[Begin Record set]

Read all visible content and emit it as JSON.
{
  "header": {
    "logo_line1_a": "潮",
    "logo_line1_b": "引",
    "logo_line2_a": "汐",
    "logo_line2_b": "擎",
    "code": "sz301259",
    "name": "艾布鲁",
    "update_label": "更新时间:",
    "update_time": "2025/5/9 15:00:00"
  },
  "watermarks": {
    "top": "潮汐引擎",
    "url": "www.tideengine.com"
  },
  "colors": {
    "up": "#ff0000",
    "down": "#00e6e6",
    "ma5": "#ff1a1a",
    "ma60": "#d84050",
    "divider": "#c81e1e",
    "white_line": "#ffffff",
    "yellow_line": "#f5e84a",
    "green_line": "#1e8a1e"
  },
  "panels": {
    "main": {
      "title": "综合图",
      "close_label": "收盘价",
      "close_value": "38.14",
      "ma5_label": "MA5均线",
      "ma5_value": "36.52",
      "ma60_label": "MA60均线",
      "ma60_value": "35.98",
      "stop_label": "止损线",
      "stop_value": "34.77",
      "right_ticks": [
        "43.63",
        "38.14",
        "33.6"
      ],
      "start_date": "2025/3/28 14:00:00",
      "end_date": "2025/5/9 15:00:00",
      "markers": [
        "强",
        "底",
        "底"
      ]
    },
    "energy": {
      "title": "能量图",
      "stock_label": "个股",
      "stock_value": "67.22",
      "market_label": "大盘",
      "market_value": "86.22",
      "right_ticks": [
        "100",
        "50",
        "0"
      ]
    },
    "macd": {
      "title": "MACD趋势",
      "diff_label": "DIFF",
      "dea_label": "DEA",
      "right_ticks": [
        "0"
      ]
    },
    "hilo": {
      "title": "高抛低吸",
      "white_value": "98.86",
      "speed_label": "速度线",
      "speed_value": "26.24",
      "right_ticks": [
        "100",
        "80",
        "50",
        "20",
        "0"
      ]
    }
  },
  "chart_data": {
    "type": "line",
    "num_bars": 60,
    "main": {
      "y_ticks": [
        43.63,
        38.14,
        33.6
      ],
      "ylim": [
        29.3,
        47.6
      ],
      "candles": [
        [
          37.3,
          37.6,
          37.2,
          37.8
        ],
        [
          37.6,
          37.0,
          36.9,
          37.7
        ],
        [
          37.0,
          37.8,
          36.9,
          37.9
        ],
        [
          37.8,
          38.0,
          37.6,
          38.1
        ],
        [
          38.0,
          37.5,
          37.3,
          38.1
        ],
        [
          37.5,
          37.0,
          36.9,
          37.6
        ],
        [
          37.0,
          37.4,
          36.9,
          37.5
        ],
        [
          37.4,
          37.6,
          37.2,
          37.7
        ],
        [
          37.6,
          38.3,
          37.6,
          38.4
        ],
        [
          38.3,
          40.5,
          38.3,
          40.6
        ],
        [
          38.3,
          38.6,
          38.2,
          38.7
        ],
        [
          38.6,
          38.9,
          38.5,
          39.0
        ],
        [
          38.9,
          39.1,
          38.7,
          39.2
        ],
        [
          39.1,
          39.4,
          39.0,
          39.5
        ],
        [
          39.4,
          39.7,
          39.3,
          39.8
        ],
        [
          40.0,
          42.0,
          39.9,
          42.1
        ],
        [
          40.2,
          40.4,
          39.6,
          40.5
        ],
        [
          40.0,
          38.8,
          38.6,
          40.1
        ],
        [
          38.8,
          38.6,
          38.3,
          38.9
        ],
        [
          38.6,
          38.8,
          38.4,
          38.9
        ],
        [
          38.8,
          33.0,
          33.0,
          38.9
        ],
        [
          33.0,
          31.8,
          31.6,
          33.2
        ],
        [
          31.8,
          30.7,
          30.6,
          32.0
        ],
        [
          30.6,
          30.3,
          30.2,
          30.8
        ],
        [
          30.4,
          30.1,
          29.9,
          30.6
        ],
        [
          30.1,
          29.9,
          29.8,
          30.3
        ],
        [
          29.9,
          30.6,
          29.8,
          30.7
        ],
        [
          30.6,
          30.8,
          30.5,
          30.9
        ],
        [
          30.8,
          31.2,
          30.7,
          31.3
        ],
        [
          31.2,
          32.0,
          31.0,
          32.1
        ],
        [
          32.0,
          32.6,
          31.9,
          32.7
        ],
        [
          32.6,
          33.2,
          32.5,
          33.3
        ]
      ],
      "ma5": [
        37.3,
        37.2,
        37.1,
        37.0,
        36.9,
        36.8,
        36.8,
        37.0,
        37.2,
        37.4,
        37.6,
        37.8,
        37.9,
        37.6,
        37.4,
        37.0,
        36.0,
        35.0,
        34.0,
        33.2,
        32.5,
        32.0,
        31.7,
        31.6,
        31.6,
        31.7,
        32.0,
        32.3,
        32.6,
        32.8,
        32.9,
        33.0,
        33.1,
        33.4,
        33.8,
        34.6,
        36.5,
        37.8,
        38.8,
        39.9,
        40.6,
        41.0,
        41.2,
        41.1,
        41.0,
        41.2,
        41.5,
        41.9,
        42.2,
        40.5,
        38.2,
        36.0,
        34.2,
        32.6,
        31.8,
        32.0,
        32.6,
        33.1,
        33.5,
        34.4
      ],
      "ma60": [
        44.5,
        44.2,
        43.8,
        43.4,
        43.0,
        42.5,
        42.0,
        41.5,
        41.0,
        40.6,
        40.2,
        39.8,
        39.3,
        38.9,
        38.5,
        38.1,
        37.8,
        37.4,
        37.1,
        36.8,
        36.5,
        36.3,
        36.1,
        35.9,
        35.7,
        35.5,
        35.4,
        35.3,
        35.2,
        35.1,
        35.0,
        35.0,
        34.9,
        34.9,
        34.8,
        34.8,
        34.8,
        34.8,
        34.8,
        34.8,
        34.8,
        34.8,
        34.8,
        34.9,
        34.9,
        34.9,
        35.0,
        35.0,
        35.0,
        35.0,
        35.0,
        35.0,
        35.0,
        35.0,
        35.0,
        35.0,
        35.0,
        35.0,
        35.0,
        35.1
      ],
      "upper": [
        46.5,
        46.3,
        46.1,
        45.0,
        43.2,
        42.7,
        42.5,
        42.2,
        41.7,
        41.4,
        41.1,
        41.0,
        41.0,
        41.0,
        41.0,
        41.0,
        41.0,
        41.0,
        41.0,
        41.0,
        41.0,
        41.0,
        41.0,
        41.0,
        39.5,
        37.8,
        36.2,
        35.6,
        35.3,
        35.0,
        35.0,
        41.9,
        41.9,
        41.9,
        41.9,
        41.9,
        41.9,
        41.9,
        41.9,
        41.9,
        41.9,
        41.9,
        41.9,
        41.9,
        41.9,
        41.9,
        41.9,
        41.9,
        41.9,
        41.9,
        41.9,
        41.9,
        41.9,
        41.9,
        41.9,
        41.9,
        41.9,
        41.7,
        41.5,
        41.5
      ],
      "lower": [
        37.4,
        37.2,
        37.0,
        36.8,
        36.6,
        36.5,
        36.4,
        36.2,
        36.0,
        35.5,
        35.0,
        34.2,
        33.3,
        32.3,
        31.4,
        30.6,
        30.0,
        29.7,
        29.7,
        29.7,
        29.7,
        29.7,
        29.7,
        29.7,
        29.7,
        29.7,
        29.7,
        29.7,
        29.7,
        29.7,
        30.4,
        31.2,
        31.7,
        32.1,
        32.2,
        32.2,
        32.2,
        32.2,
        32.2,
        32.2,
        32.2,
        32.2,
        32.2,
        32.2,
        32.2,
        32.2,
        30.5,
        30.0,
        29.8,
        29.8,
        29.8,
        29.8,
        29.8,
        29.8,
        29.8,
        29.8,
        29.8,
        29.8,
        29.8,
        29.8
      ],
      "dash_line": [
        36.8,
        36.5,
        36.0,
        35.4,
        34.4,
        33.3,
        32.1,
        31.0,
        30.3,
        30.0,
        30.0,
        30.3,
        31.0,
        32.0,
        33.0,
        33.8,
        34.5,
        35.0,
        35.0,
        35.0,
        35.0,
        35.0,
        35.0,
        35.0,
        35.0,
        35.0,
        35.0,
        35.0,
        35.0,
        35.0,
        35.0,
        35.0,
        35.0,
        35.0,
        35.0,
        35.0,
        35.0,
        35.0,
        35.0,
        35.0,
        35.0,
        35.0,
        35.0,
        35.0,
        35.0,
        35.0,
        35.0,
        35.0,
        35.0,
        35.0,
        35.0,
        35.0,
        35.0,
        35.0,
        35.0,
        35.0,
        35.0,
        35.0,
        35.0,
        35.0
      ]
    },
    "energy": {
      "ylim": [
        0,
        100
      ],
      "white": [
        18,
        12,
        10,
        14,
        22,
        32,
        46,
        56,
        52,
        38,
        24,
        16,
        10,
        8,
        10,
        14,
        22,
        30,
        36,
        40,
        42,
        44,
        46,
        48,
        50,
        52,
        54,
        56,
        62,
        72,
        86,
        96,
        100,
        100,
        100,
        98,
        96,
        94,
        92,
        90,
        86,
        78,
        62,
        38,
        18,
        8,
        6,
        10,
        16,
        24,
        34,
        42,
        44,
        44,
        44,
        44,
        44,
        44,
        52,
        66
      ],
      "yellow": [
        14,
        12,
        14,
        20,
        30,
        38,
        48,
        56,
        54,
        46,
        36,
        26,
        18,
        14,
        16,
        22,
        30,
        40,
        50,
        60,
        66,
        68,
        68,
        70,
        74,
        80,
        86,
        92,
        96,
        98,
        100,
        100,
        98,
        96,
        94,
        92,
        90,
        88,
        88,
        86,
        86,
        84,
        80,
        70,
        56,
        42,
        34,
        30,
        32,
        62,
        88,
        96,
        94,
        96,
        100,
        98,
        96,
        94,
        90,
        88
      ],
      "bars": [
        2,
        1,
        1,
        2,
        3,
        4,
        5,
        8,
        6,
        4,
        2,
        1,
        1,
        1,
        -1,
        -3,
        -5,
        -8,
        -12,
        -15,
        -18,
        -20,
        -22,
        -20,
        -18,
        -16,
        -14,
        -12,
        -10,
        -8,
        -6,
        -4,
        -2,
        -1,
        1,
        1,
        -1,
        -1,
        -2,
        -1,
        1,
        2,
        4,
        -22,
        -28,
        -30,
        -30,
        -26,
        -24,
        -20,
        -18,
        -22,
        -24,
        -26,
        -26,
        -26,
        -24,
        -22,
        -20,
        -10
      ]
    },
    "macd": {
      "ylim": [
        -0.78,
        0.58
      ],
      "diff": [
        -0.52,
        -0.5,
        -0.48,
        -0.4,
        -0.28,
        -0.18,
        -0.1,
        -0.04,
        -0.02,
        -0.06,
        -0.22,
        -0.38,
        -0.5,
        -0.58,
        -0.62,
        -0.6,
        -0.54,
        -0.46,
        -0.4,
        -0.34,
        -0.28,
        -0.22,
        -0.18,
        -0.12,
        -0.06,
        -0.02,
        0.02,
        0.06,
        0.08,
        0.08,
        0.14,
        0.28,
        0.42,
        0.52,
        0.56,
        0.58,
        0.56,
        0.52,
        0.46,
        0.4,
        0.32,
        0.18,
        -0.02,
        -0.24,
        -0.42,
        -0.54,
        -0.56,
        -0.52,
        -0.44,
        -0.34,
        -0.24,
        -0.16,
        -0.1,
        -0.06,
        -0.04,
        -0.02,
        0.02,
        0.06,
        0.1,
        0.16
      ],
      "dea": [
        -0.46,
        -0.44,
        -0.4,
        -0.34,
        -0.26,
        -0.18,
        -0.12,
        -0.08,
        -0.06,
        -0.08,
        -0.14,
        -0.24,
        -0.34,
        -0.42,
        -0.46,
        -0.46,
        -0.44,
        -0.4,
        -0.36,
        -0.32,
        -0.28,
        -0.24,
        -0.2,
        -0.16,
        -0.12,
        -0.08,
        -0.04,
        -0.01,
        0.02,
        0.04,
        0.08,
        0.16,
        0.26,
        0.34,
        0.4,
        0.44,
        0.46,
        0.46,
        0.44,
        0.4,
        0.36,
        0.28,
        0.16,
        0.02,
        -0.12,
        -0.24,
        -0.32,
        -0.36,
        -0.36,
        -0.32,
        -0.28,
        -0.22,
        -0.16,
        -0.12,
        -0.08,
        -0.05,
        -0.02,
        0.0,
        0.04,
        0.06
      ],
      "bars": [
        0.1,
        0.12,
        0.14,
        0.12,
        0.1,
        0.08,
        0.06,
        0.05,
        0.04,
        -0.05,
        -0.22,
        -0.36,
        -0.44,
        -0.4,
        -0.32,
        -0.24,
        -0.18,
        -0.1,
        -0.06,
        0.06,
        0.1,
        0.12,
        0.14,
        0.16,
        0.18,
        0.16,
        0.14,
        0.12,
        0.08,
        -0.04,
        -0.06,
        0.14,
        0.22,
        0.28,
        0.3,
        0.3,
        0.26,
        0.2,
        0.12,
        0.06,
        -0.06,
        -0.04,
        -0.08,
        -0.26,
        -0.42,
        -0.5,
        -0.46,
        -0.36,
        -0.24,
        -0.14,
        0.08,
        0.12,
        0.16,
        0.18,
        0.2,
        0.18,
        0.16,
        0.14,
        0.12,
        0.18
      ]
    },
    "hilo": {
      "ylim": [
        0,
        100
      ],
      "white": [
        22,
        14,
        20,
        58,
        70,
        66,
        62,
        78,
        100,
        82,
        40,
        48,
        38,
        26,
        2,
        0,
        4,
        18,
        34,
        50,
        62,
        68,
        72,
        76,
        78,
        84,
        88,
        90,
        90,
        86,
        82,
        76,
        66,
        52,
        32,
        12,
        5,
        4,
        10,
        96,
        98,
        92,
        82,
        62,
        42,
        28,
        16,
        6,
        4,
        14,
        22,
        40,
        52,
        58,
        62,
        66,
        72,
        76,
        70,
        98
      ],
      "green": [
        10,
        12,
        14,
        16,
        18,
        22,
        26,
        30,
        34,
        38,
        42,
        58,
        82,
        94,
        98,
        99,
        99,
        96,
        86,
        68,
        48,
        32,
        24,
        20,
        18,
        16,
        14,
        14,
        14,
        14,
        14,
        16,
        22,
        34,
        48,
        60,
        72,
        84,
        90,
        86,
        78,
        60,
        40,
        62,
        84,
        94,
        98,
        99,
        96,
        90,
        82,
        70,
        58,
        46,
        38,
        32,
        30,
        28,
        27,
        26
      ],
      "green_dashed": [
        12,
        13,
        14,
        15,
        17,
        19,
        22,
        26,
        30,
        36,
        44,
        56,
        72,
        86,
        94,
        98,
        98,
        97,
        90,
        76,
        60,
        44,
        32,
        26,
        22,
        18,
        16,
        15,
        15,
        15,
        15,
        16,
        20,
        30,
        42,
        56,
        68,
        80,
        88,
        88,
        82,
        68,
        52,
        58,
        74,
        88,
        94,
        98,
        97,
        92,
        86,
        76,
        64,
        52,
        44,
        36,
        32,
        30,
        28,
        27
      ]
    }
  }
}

[End Record set]

# [Stated exercise]
Using the listing above, locate the lines that hold "title" and copy each one.

# [Exercise result]
      "title": "综合图",
      "title": "能量图",
      "title": "MACD趋势",
      "title": "高抛低吸",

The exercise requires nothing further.